__GIVEN TASK__. Pictures within the data are to be left out; everything else must be reproduced exactly.
####################
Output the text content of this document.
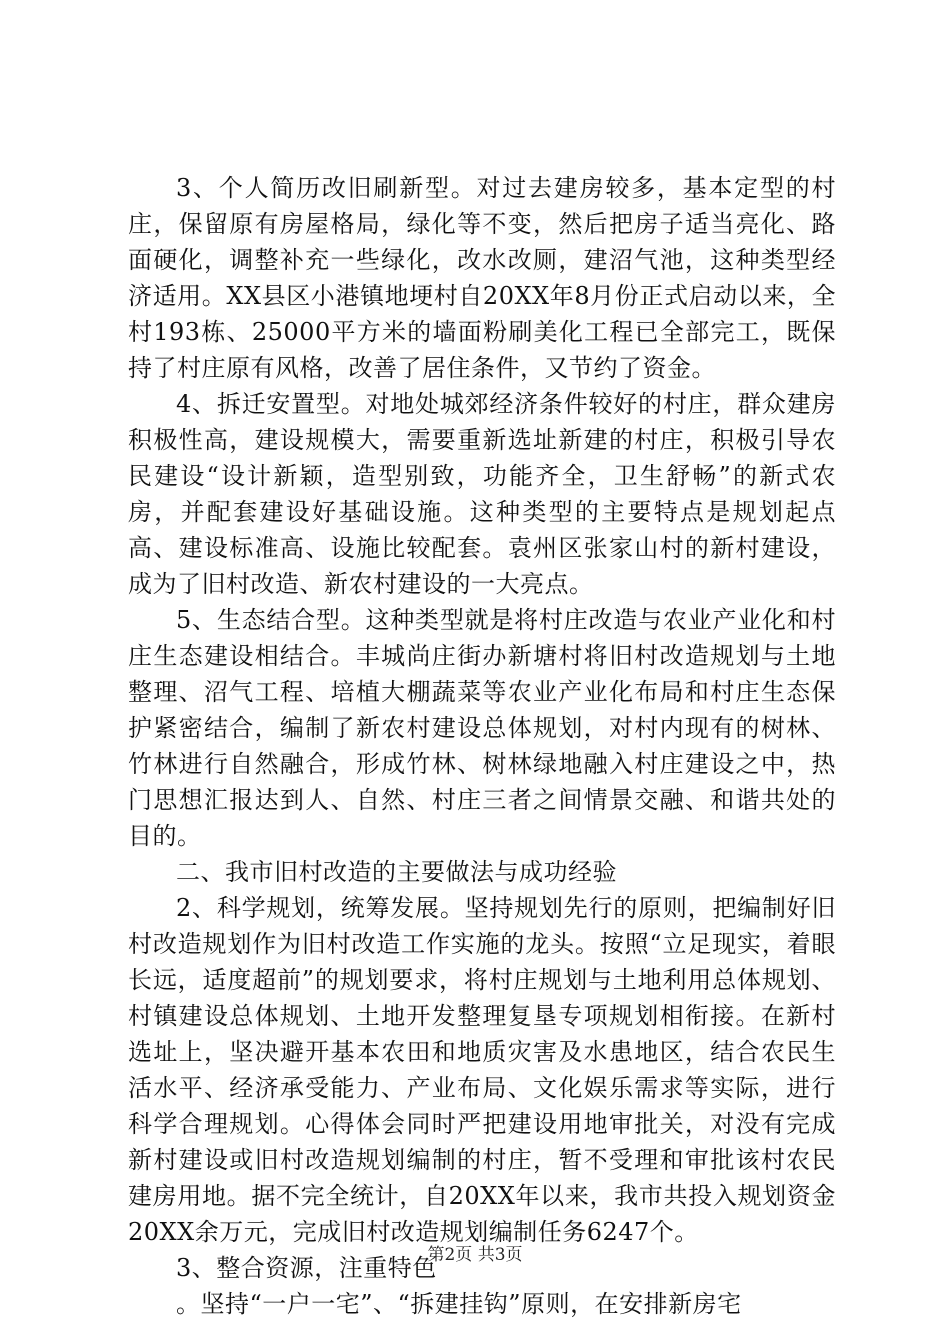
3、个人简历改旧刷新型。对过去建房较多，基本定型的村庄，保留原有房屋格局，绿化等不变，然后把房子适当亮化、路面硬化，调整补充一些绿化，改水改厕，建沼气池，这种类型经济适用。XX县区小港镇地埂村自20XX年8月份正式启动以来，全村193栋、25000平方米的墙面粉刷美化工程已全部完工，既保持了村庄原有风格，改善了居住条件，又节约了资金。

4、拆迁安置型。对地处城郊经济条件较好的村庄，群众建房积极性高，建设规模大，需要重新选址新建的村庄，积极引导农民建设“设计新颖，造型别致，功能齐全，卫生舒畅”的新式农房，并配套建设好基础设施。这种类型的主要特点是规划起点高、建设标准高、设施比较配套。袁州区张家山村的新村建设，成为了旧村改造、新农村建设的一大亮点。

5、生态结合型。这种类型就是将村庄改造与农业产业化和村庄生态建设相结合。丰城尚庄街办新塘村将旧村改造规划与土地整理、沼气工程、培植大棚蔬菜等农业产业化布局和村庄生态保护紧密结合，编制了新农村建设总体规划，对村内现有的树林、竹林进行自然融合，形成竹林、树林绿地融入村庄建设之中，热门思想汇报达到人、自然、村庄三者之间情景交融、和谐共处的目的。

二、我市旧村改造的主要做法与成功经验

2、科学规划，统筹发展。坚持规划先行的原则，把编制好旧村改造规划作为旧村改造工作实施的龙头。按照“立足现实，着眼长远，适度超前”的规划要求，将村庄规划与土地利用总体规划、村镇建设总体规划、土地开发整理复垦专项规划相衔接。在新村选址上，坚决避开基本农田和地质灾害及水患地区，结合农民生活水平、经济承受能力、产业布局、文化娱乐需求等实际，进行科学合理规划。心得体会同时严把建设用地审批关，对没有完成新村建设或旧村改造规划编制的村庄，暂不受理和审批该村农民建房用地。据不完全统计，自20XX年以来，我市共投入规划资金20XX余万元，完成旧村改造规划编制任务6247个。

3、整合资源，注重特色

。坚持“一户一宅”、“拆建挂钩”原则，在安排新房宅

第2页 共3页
####################
__WRITTEN REPLY__.
Output the text content of this document.
3、个人简历改旧刷新型。对过去建房较多，基本定型的村庄，保留原有房屋格局，绿化等不变，然后把房子适当亮化、路面硬化，调整补充一些绿化，改水改厕，建沼气池，这种类型经济适用。XX县区小港镇地埂村自20XX年8月份正式启动以来，全村193栋、25000平方米的墙面粉刷美化工程已全部完工，既保持了村庄原有风格，改善了居住条件，又节约了资金。

4、拆迁安置型。对地处城郊经济条件较好的村庄，群众建房积极性高，建设规模大，需要重新选址新建的村庄，积极引导农民建设“设计新颖，造型别致，功能齐全，卫生舒畅”的新式农房，并配套建设好基础设施。这种类型的主要特点是规划起点高、建设标准高、设施比较配套。袁州区张家山村的新村建设，成为了旧村改造、新农村建设的一大亮点。

5、生态结合型。这种类型就是将村庄改造与农业产业化和村庄生态建设相结合。丰城尚庄街办新塘村将旧村改造规划与土地整理、沼气工程、培植大棚蔬菜等农业产业化布局和村庄生态保护紧密结合，编制了新农村建设总体规划，对村内现有的树林、竹林进行自然融合，形成竹林、树林绿地融入村庄建设之中，热门思想汇报达到人、自然、村庄三者之间情景交融、和谐共处的目的。

二、我市旧村改造的主要做法与成功经验

2、科学规划，统筹发展。坚持规划先行的原则，把编制好旧村改造规划作为旧村改造工作实施的龙头。按照“立足现实，着眼长远，适度超前”的规划要求，将村庄规划与土地利用总体规划、村镇建设总体规划、土地开发整理复垦专项规划相衔接。在新村选址上，坚决避开基本农田和地质灾害及水患地区，结合农民生活水平、经济承受能力、产业布局、文化娱乐需求等实际，进行科学合理规划。心得体会同时严把建设用地审批关，对没有完成新村建设或旧村改造规划编制的村庄，暂不受理和审批该村农民建房用地。据不完全统计，自20XX年以来，我市共投入规划资金20XX余万元，完成旧村改造规划编制任务6247个。

3、整合资源，注重特色

。坚持“一户一宅”、“拆建挂钩”原则，在安排新房宅

第2页 共3页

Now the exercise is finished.